▸ BRANO SCELTO:
════════════════

Di questa moto tanto carismatica, che provai a suo tempo al Mugello assieme a pochi altri tester, ricordo bene la strumentazione spaziale, con le cifre del tachimetro e del contagiri apparentemente “sospese nell’aria”, tipo ologramma. Ricordo molto bene anche l’ululato rauco del suo motore V4 (V8?...), da far accapponare letteralmente la pelle; ma anche il cambio davvero brutto (rumoroso e a corsa lunga), e la guida abbastanza divertente, ma un po’ limitata con quanto a possibilità di piega, tanto da strisciare facilmente a terra con la pancia della carena. A questo proposito, ricordo chiaramente anche le raccomandazioni dell’amico Carlo Fiorani - oggi supervisore per la Honda nel Mondiale Sbk, e allora addetto stampa di Honda Italia – che così si espresse durante il classico briefing antecedente il test: «Mi raccomando: uno specchietto costa un milione e mezzo, e un chilo di vernice (specialissima, ok, però…, n.d.r.) costa quattro milioni….”.

Per tornare al nostro video, credo che estrarre dalla casse originali due moto del genere, nuove di zecca, dopo così tanto tempo, sia davvero emozionante, non trovate? Chissà se poi le hanno anche avviate?

════════════════

Trascrivi per intero il brano sulla moto provata al Mugello, senza cambiare nulla.

▸ RIGHE DEL DATASET:

════════════════

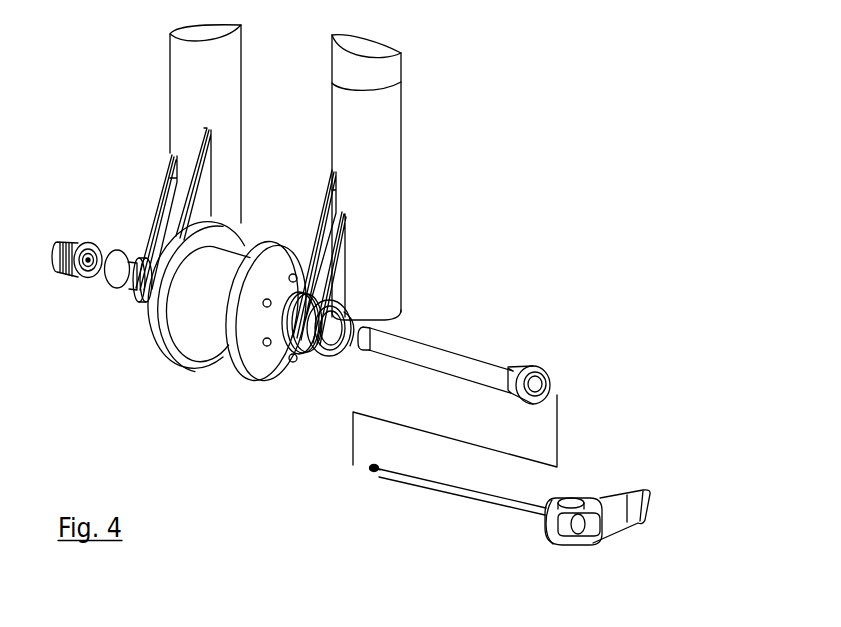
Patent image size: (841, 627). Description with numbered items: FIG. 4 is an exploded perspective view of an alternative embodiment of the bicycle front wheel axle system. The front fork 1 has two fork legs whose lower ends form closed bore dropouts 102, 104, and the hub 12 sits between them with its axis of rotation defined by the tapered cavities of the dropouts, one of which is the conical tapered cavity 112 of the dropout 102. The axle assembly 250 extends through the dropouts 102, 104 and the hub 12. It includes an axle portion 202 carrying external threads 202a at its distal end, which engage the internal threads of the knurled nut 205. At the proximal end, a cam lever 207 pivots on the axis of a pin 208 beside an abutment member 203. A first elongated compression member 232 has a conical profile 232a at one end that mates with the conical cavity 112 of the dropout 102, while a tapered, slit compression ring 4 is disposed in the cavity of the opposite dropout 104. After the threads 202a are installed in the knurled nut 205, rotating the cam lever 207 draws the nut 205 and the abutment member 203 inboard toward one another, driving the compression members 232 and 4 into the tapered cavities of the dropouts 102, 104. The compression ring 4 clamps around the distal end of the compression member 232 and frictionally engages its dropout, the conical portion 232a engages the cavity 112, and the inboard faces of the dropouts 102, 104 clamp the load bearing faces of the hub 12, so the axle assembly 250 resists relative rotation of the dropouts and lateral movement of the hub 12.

The front fork 1 is at (397, 94).
The compression ring 4 is at (117, 263).
The hub 12 is at (193, 333).
The closed bore dropout 102 is at (297, 332).
The closed bore dropout 104 is at (143, 287).
The conical tapered cavity 112 is at (329, 336).
The axle portion 202 is at (478, 503).
The external threads 202a is at (372, 474).
The abutment member 203 is at (543, 530).
The knurled nut 205 is at (63, 243).
The cam lever 207 is at (635, 519).
The pin 208 is at (575, 501).
The first elongated compression member 232 is at (490, 362).
The conical profile 232a is at (518, 368).
The axle assembly 250 is at (640, 406).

════════════════

▸ SOLUZIONE DELL'ESERCIZIO:
Di questa moto tanto carismatica, che provai a suo tempo al Mugello assieme a pochi altri tester, ricordo bene la strumentazione spaziale, con le cifre del tachimetro e del contagiri apparentemente “sospese nell’aria”, tipo ologramma. Ricordo molto bene anche l’ululato rauco del suo motore V4 (V8?...), da far accapponare letteralmente la pelle; ma anche il cambio davvero brutto (rumoroso e a corsa lunga), e la guida abbastanza divertente, ma un po’ limitata con quanto a possibilità di piega, tanto da strisciare facilmente a terra con la pancia della carena. A questo proposito, ricordo chiaramente anche le raccomandazioni dell’amico Carlo Fiorani - oggi supervisore per la Honda nel Mondiale Sbk, e allora addetto stampa di Honda Italia – che così si espresse durante il classico briefing antecedente il test: «Mi raccomando: uno specchietto costa un milione e mezzo, e un chilo di vernice (specialissima, ok, però…, n.d.r.) costa quattro milioni….”.

Per tornare al nostro video, credo che estrarre dalla casse originali due moto del genere, nuove di zecca, dopo così tanto tempo, sia davvero emozionante, non trovate? Chissà se poi le hanno anche avviate?